INSTRUCTION:
Reproduce the listing below exactly, minus its pictures.

Begin SUPPLIED INFORMATION

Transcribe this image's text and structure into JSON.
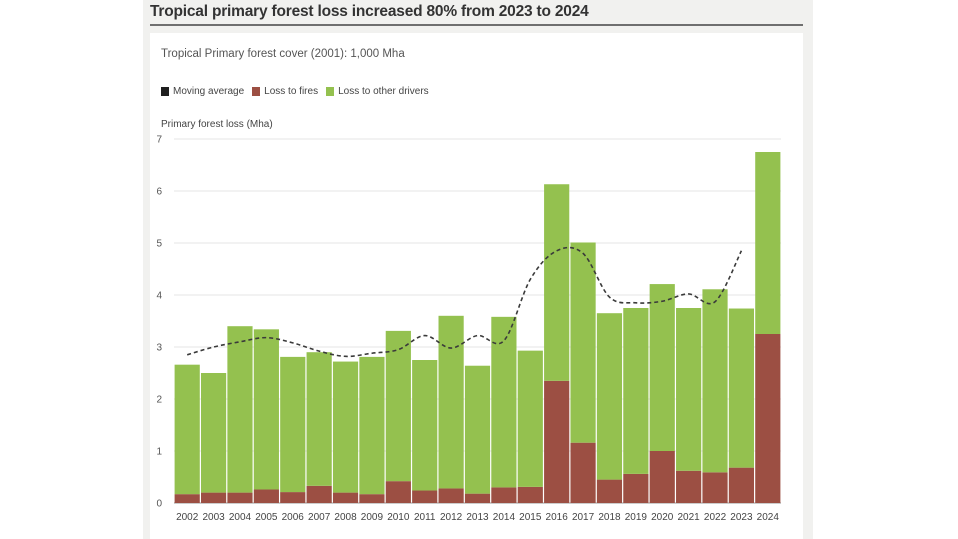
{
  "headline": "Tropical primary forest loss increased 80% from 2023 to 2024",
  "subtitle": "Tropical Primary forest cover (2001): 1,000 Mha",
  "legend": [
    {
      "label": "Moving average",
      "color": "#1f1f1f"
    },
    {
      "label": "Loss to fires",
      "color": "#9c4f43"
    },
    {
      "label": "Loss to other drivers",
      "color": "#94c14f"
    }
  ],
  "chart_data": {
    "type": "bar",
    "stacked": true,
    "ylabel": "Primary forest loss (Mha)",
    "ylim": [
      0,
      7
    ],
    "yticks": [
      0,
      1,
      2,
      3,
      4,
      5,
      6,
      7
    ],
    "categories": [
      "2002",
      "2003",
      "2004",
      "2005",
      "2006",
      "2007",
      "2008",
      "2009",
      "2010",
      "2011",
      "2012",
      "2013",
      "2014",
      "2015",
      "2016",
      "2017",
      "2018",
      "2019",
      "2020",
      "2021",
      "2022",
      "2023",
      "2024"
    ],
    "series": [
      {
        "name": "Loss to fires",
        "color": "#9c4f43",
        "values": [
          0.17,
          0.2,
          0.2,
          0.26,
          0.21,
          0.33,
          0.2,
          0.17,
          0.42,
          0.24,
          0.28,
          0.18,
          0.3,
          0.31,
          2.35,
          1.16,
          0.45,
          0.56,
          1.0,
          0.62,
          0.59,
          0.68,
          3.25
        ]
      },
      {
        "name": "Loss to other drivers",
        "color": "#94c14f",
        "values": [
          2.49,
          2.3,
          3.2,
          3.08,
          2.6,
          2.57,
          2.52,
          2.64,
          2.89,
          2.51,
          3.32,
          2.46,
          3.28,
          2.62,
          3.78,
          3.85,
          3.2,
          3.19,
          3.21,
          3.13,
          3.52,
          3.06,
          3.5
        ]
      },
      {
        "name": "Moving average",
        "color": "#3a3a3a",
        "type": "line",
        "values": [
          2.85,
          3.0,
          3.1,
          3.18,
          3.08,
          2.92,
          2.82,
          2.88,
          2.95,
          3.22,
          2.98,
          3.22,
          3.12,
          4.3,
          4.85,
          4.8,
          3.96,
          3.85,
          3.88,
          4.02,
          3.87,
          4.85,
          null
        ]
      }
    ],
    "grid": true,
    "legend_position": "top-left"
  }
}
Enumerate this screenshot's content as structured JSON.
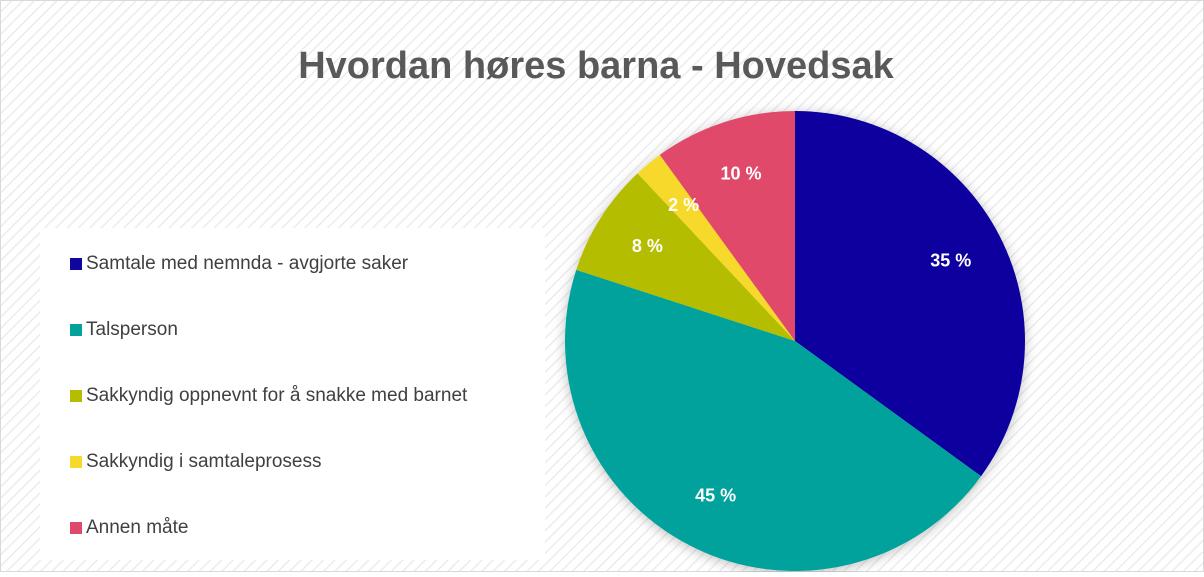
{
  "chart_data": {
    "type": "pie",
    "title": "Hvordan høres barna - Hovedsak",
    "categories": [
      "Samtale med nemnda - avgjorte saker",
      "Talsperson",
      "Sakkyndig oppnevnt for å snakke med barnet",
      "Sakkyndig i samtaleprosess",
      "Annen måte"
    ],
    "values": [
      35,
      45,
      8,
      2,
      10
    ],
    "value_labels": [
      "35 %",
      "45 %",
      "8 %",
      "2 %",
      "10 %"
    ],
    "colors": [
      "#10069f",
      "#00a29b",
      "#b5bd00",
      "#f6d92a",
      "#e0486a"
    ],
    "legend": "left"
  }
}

End SUPPLIED INFORMATION

SOLVED EXERCISE:
Transcribe this image's text and structure into JSON.
{
  "headline": "Tropical primary forest loss increased 80% from 2023 to 2024",
  "subtitle": "Tropical Primary forest cover (2001): 1,000 Mha",
  "legend": [
    {
      "label": "Moving average",
      "color": "#1f1f1f"
    },
    {
      "label": "Loss to fires",
      "color": "#9c4f43"
    },
    {
      "label": "Loss to other drivers",
      "color": "#94c14f"
    }
  ],
  "chart_data": {
    "type": "bar",
    "stacked": true,
    "ylabel": "Primary forest loss (Mha)",
    "ylim": [
      0,
      7
    ],
    "yticks": [
      0,
      1,
      2,
      3,
      4,
      5,
      6,
      7
    ],
    "categories": [
      "2002",
      "2003",
      "2004",
      "2005",
      "2006",
      "2007",
      "2008",
      "2009",
      "2010",
      "2011",
      "2012",
      "2013",
      "2014",
      "2015",
      "2016",
      "2017",
      "2018",
      "2019",
      "2020",
      "2021",
      "2022",
      "2023",
      "2024"
    ],
    "series": [
      {
        "name": "Loss to fires",
        "color": "#9c4f43",
        "values": [
          0.17,
          0.2,
          0.2,
          0.26,
          0.21,
          0.33,
          0.2,
          0.17,
          0.42,
          0.24,
          0.28,
          0.18,
          0.3,
          0.31,
          2.35,
          1.16,
          0.45,
          0.56,
          1.0,
          0.62,
          0.59,
          0.68,
          3.25
        ]
      },
      {
        "name": "Loss to other drivers",
        "color": "#94c14f",
        "values": [
          2.49,
          2.3,
          3.2,
          3.08,
          2.6,
          2.57,
          2.52,
          2.64,
          2.89,
          2.51,
          3.32,
          2.46,
          3.28,
          2.62,
          3.78,
          3.85,
          3.2,
          3.19,
          3.21,
          3.13,
          3.52,
          3.06,
          3.5
        ]
      },
      {
        "name": "Moving average",
        "color": "#3a3a3a",
        "type": "line",
        "values": [
          2.85,
          3.0,
          3.1,
          3.18,
          3.08,
          2.92,
          2.82,
          2.88,
          2.95,
          3.22,
          2.98,
          3.22,
          3.12,
          4.3,
          4.85,
          4.8,
          3.96,
          3.85,
          3.88,
          4.02,
          3.87,
          4.85,
          null
        ]
      }
    ],
    "grid": true,
    "legend_position": "top-left"
  }
}
Enumerate this screenshot's content as structured JSON.
{
  "chart_data": {
    "type": "pie",
    "title": "Hvordan høres barna - Hovedsak",
    "categories": [
      "Samtale med nemnda - avgjorte saker",
      "Talsperson",
      "Sakkyndig oppnevnt for å snakke med barnet",
      "Sakkyndig i samtaleprosess",
      "Annen måte"
    ],
    "values": [
      35,
      45,
      8,
      2,
      10
    ],
    "value_labels": [
      "35 %",
      "45 %",
      "8 %",
      "2 %",
      "10 %"
    ],
    "colors": [
      "#10069f",
      "#00a29b",
      "#b5bd00",
      "#f6d92a",
      "#e0486a"
    ],
    "legend": "left"
  }
}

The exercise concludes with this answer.